+++ Extracted data
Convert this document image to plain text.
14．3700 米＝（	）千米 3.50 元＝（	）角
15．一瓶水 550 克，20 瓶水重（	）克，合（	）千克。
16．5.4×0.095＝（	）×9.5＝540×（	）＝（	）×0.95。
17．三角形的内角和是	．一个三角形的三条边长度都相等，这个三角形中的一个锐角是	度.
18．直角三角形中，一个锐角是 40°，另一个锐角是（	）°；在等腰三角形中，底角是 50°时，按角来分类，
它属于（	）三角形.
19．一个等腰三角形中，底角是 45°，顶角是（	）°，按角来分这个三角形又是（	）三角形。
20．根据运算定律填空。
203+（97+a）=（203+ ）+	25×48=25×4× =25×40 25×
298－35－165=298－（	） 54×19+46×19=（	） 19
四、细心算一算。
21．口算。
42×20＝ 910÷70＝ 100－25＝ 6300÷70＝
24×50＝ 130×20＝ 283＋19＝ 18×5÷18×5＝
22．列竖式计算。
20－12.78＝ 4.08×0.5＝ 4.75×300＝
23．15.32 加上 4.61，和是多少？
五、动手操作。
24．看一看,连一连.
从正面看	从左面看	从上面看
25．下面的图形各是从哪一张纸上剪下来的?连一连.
++++++
• What you need to do: Your task is to quote the listing above word for word.

• Problem solution:
Convert this document image to plain text.
14．3700 米＝（	）千米 3.50 元＝（	）角
15．一瓶水 550 克，20 瓶水重（	）克，合（	）千克。
16．5.4×0.095＝（	）×9.5＝540×（	）＝（	）×0.95。
17．三角形的内角和是	．一个三角形的三条边长度都相等，这个三角形中的一个锐角是	度.
18．直角三角形中，一个锐角是 40°，另一个锐角是（	）°；在等腰三角形中，底角是 50°时，按角来分类，
它属于（	）三角形.
19．一个等腰三角形中，底角是 45°，顶角是（	）°，按角来分这个三角形又是（	）三角形。
20．根据运算定律填空。
203+（97+a）=（203+ ）+	25×48=25×4× =25×40 25×
298－35－165=298－（	） 54×19+46×19=（	） 19
四、细心算一算。
21．口算。
42×20＝ 910÷70＝ 100－25＝ 6300÷70＝
24×50＝ 130×20＝ 283＋19＝ 18×5÷18×5＝
22．列竖式计算。
20－12.78＝ 4.08×0.5＝ 4.75×300＝
23．15.32 加上 4.61，和是多少？
五、动手操作。
24．看一看,连一连.
从正面看	从左面看	从上面看
25．下面的图形各是从哪一张纸上剪下来的?连一连.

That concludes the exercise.